#### Data provided
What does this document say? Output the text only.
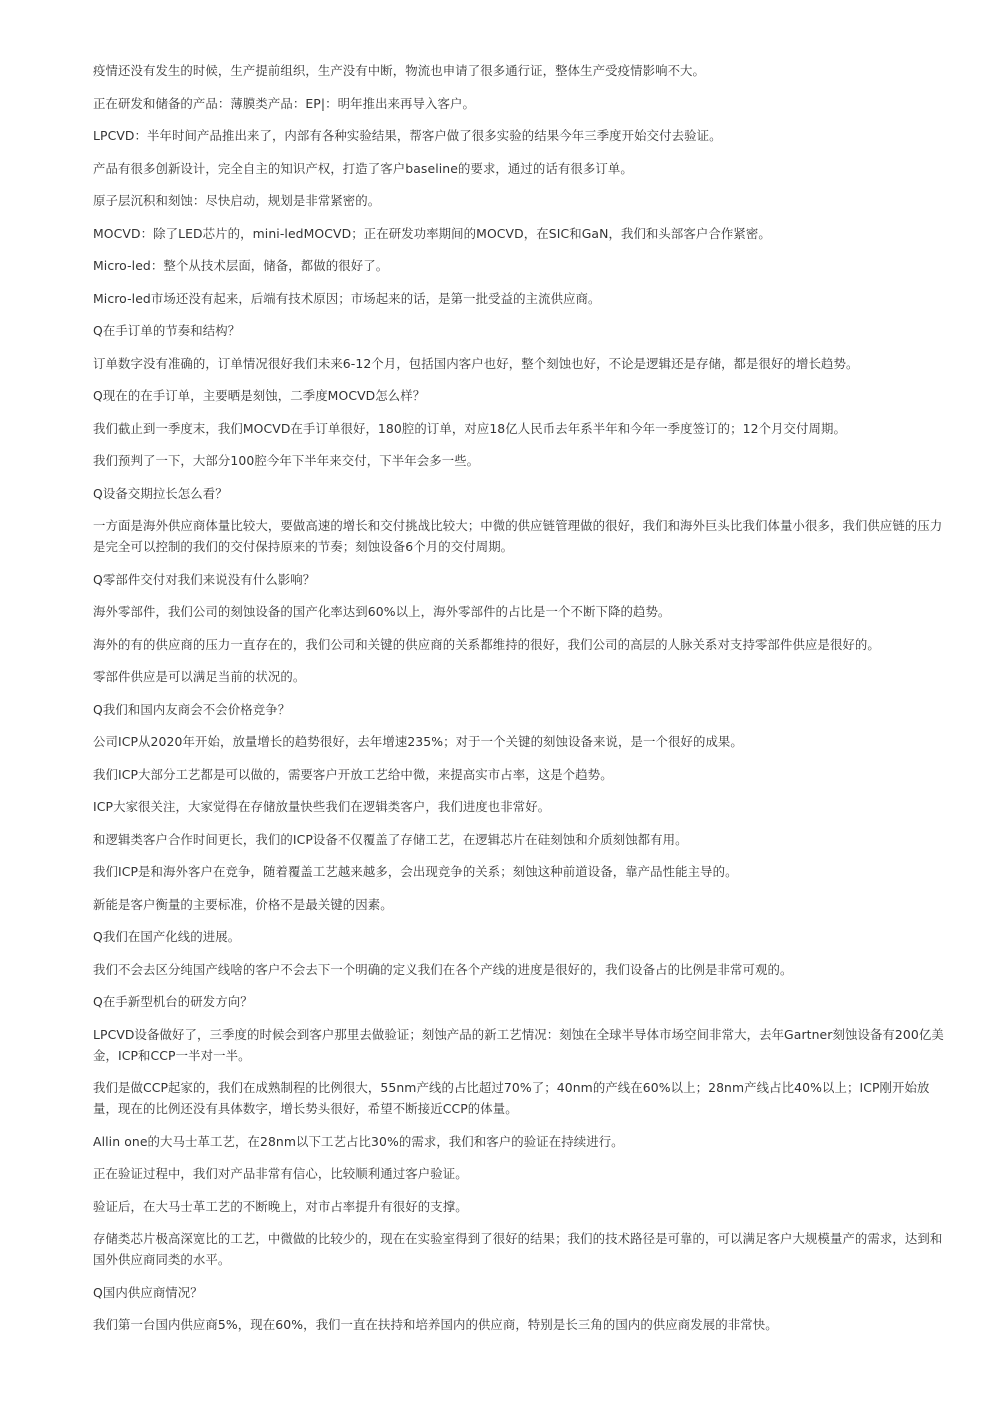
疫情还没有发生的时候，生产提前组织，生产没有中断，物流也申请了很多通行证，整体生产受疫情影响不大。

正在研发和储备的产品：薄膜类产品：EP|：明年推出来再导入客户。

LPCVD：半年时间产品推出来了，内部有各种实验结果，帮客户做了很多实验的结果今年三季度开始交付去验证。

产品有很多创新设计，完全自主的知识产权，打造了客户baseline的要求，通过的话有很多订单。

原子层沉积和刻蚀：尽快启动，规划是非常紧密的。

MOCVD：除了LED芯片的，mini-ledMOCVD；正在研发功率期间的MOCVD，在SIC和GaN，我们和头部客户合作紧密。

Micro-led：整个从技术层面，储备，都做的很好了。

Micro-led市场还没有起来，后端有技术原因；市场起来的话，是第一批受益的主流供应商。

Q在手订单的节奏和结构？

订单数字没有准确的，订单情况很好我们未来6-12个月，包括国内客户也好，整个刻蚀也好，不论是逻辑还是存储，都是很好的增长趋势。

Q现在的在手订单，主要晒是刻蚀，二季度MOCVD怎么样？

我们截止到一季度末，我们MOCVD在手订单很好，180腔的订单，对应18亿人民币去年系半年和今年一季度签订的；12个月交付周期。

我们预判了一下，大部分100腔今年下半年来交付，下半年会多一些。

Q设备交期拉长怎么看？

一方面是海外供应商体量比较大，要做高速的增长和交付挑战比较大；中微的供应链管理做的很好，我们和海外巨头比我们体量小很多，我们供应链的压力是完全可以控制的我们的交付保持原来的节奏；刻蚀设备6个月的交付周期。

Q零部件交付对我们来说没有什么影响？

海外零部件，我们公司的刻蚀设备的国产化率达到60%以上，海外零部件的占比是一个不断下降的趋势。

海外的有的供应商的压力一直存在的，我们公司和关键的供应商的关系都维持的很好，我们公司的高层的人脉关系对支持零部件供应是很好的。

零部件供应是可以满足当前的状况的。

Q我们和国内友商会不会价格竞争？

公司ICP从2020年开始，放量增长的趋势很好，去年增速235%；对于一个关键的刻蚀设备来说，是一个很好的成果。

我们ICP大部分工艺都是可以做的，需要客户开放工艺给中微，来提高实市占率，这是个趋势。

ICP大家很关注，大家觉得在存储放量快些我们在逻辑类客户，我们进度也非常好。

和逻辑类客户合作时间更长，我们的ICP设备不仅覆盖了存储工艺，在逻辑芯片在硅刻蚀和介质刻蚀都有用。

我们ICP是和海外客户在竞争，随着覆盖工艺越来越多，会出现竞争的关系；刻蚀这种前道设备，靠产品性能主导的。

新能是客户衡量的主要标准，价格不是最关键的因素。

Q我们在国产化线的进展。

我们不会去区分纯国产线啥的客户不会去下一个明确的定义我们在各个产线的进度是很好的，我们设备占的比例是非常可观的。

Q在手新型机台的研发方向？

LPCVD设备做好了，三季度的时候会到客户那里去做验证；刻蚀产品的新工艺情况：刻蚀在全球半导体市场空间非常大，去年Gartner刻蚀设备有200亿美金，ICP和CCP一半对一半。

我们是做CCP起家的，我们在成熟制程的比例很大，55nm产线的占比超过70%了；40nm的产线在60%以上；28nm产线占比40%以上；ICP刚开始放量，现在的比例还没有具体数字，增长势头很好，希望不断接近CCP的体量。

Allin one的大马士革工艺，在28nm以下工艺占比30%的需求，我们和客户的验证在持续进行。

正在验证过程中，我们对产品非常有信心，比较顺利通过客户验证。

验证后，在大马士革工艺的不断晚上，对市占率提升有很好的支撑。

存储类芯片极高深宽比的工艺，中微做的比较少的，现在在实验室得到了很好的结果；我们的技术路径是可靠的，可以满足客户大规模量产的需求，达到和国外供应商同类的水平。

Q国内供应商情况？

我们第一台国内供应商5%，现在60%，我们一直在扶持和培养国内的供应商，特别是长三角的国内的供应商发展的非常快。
########
#### Data provided
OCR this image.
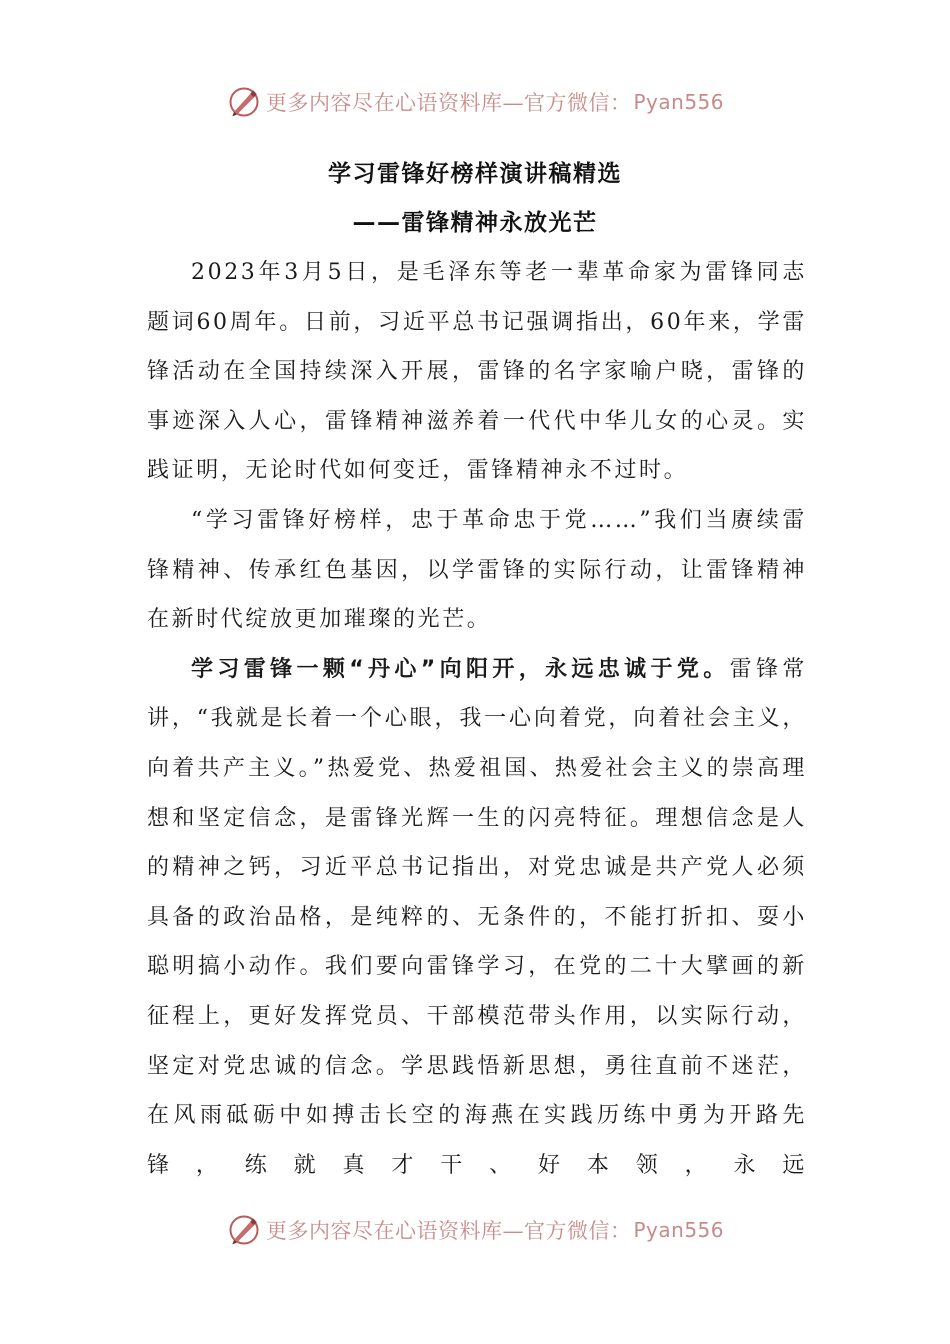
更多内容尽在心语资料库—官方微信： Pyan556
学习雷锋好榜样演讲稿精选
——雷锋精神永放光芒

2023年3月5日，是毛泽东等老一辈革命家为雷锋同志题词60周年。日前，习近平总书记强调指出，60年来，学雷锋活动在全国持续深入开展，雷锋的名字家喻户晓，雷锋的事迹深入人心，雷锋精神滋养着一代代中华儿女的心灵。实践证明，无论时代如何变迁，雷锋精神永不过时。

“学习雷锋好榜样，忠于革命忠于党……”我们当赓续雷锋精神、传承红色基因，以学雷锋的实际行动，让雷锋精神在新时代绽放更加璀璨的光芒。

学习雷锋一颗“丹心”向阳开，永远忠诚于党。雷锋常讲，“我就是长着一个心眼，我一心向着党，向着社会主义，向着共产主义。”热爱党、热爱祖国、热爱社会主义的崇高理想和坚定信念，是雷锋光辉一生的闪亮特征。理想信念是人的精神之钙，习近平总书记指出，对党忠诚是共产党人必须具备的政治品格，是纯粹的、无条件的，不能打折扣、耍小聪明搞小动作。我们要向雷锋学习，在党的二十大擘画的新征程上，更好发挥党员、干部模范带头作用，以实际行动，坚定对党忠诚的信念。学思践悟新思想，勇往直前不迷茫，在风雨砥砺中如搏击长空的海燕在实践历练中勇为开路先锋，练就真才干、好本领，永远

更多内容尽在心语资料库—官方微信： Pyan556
########
▶ Prompt
Look for the word "Micro" and return every line where it occurs.

▶ The completed task
Micro-led：整个从技术层面，储备，都做的很好了。
Micro-led市场还没有起来，后端有技术原因；市场起来的话，是第一批受益的主流供应商。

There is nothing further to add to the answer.